▶ Problem to solve:
From the listing that follows, extract every line and set it down unaltered.

Part of a data file:
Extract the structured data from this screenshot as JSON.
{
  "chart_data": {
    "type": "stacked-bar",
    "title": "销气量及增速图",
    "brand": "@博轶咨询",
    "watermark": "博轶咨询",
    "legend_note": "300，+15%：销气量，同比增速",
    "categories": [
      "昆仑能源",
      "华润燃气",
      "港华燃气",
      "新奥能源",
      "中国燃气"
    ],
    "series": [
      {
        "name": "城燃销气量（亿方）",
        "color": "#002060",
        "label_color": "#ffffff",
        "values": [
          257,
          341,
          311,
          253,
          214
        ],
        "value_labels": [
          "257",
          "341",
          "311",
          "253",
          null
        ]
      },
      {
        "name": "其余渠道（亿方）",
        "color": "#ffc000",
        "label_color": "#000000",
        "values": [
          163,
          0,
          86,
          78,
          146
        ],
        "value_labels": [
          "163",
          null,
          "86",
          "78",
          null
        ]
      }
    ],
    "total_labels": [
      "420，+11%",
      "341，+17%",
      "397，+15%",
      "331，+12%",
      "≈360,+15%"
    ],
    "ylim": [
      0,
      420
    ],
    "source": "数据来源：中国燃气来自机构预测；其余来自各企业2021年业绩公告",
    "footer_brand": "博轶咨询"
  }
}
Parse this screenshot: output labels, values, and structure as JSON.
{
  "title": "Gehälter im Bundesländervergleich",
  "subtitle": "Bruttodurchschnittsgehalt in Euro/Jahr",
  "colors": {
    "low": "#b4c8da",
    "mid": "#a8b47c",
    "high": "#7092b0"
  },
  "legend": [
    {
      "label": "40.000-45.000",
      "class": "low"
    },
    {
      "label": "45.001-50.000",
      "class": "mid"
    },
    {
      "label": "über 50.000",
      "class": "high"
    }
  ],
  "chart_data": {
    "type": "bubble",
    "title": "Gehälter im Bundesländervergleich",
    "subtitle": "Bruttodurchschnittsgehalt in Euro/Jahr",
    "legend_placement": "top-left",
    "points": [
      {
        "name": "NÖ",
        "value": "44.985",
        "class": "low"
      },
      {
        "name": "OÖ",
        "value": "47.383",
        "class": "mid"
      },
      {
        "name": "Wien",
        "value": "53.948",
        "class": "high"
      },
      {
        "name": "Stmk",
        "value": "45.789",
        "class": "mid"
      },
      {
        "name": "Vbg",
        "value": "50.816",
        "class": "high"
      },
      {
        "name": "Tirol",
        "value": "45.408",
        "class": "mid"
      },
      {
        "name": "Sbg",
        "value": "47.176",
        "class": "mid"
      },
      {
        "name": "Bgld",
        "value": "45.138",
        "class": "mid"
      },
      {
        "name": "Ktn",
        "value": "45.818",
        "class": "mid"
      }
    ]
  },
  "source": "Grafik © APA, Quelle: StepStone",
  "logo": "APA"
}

▶ Written solution:
Extract the structured data from this screenshot as JSON.
{
  "chart_data": {
    "type": "stacked-bar",
    "title": "销气量及增速图",
    "brand": "@博轶咨询",
    "watermark": "博轶咨询",
    "legend_note": "300，+15%：销气量，同比增速",
    "categories": [
      "昆仑能源",
      "华润燃气",
      "港华燃气",
      "新奥能源",
      "中国燃气"
    ],
    "series": [
      {
        "name": "城燃销气量（亿方）",
        "color": "#002060",
        "label_color": "#ffffff",
        "values": [
          257,
          341,
          311,
          253,
          214
        ],
        "value_labels": [
          "257",
          "341",
          "311",
          "253",
          null
        ]
      },
      {
        "name": "其余渠道（亿方）",
        "color": "#ffc000",
        "label_color": "#000000",
        "values": [
          163,
          0,
          86,
          78,
          146
        ],
        "value_labels": [
          "163",
          null,
          "86",
          "78",
          null
        ]
      }
    ],
    "total_labels": [
      "420，+11%",
      "341，+17%",
      "397，+15%",
      "331，+12%",
      "≈360,+15%"
    ],
    "ylim": [
      0,
      420
    ],
    "source": "数据来源：中国燃气来自机构预测；其余来自各企业2021年业绩公告",
    "footer_brand": "博轶咨询"
  }
}
Parse this screenshot: output labels, values, and structure as JSON.
{
  "title": "Gehälter im Bundesländervergleich",
  "subtitle": "Bruttodurchschnittsgehalt in Euro/Jahr",
  "colors": {
    "low": "#b4c8da",
    "mid": "#a8b47c",
    "high": "#7092b0"
  },
  "legend": [
    {
      "label": "40.000-45.000",
      "class": "low"
    },
    {
      "label": "45.001-50.000",
      "class": "mid"
    },
    {
      "label": "über 50.000",
      "class": "high"
    }
  ],
  "chart_data": {
    "type": "bubble",
    "title": "Gehälter im Bundesländervergleich",
    "subtitle": "Bruttodurchschnittsgehalt in Euro/Jahr",
    "legend_placement": "top-left",
    "points": [
      {
        "name": "NÖ",
        "value": "44.985",
        "class": "low"
      },
      {
        "name": "OÖ",
        "value": "47.383",
        "class": "mid"
      },
      {
        "name": "Wien",
        "value": "53.948",
        "class": "high"
      },
      {
        "name": "Stmk",
        "value": "45.789",
        "class": "mid"
      },
      {
        "name": "Vbg",
        "value": "50.816",
        "class": "high"
      },
      {
        "name": "Tirol",
        "value": "45.408",
        "class": "mid"
      },
      {
        "name": "Sbg",
        "value": "47.176",
        "class": "mid"
      },
      {
        "name": "Bgld",
        "value": "45.138",
        "class": "mid"
      },
      {
        "name": "Ktn",
        "value": "45.818",
        "class": "mid"
      }
    ]
  },
  "source": "Grafik © APA, Quelle: StepStone",
  "logo": "APA"
}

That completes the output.